## Work instructions
Give every entry again, word for word and in full.

## Extracted records
========

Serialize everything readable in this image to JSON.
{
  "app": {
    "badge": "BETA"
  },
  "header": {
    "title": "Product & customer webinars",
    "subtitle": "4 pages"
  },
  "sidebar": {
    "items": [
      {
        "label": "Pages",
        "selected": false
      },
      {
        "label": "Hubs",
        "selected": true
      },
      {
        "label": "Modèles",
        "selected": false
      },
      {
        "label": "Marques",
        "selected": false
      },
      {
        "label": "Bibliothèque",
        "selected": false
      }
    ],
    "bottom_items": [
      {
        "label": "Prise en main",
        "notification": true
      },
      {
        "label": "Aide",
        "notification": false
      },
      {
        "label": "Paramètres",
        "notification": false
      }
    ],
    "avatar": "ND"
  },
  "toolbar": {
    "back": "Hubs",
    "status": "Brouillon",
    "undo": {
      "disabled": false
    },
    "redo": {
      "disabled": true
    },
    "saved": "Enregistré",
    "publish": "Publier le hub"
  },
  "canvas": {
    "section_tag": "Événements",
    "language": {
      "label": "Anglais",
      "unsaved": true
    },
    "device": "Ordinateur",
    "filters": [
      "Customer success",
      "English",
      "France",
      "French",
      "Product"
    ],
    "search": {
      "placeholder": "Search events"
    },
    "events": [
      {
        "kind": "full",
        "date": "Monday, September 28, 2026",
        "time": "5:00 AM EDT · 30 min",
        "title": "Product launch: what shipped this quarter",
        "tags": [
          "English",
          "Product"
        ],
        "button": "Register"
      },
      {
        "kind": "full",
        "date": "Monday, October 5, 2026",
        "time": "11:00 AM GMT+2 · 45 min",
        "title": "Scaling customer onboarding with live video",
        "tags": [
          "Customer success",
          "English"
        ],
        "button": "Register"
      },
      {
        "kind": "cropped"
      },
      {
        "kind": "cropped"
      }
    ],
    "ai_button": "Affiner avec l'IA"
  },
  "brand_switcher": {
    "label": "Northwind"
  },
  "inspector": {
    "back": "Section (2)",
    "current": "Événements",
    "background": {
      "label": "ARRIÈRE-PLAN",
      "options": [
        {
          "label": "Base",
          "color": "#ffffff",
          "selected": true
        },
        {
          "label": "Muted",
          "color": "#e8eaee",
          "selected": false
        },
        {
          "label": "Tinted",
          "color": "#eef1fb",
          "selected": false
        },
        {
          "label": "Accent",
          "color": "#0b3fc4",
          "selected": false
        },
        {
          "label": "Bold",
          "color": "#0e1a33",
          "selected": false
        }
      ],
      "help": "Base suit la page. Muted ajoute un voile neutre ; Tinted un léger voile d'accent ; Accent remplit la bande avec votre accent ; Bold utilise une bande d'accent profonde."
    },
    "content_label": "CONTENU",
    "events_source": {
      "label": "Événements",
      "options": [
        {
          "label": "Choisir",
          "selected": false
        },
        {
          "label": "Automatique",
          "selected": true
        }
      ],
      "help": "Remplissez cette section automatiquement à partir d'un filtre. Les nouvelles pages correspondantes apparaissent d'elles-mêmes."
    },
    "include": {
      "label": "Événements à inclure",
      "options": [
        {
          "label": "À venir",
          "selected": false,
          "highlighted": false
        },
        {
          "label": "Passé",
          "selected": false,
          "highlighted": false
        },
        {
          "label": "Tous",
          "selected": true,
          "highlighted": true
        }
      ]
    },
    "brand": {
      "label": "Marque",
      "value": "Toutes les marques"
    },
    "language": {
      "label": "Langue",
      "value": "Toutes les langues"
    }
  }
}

========

## The solution
Serialize everything readable in this image to JSON.
{
  "app": {
    "badge": "BETA"
  },
  "header": {
    "title": "Product & customer webinars",
    "subtitle": "4 pages"
  },
  "sidebar": {
    "items": [
      {
        "label": "Pages",
        "selected": false
      },
      {
        "label": "Hubs",
        "selected": true
      },
      {
        "label": "Modèles",
        "selected": false
      },
      {
        "label": "Marques",
        "selected": false
      },
      {
        "label": "Bibliothèque",
        "selected": false
      }
    ],
    "bottom_items": [
      {
        "label": "Prise en main",
        "notification": true
      },
      {
        "label": "Aide",
        "notification": false
      },
      {
        "label": "Paramètres",
        "notification": false
      }
    ],
    "avatar": "ND"
  },
  "toolbar": {
    "back": "Hubs",
    "status": "Brouillon",
    "undo": {
      "disabled": false
    },
    "redo": {
      "disabled": true
    },
    "saved": "Enregistré",
    "publish": "Publier le hub"
  },
  "canvas": {
    "section_tag": "Événements",
    "language": {
      "label": "Anglais",
      "unsaved": true
    },
    "device": "Ordinateur",
    "filters": [
      "Customer success",
      "English",
      "France",
      "French",
      "Product"
    ],
    "search": {
      "placeholder": "Search events"
    },
    "events": [
      {
        "kind": "full",
        "date": "Monday, September 28, 2026",
        "time": "5:00 AM EDT · 30 min",
        "title": "Product launch: what shipped this quarter",
        "tags": [
          "English",
          "Product"
        ],
        "button": "Register"
      },
      {
        "kind": "full",
        "date": "Monday, October 5, 2026",
        "time": "11:00 AM GMT+2 · 45 min",
        "title": "Scaling customer onboarding with live video",
        "tags": [
          "Customer success",
          "English"
        ],
        "button": "Register"
      },
      {
        "kind": "cropped"
      },
      {
        "kind": "cropped"
      }
    ],
    "ai_button": "Affiner avec l'IA"
  },
  "brand_switcher": {
    "label": "Northwind"
  },
  "inspector": {
    "back": "Section (2)",
    "current": "Événements",
    "background": {
      "label": "ARRIÈRE-PLAN",
      "options": [
        {
          "label": "Base",
          "color": "#ffffff",
          "selected": true
        },
        {
          "label": "Muted",
          "color": "#e8eaee",
          "selected": false
        },
        {
          "label": "Tinted",
          "color": "#eef1fb",
          "selected": false
        },
        {
          "label": "Accent",
          "color": "#0b3fc4",
          "selected": false
        },
        {
          "label": "Bold",
          "color": "#0e1a33",
          "selected": false
        }
      ],
      "help": "Base suit la page. Muted ajoute un voile neutre ; Tinted un léger voile d'accent ; Accent remplit la bande avec votre accent ; Bold utilise une bande d'accent profonde."
    },
    "content_label": "CONTENU",
    "events_source": {
      "label": "Événements",
      "options": [
        {
          "label": "Choisir",
          "selected": false
        },
        {
          "label": "Automatique",
          "selected": true
        }
      ],
      "help": "Remplissez cette section automatiquement à partir d'un filtre. Les nouvelles pages correspondantes apparaissent d'elles-mêmes."
    },
    "include": {
      "label": "Événements à inclure",
      "options": [
        {
          "label": "À venir",
          "selected": false,
          "highlighted": false
        },
        {
          "label": "Passé",
          "selected": false,
          "highlighted": false
        },
        {
          "label": "Tous",
          "selected": true,
          "highlighted": true
        }
      ]
    },
    "brand": {
      "label": "Marque",
      "value": "Toutes les marques"
    },
    "language": {
      "label": "Langue",
      "value": "Toutes les langues"
    }
  }
}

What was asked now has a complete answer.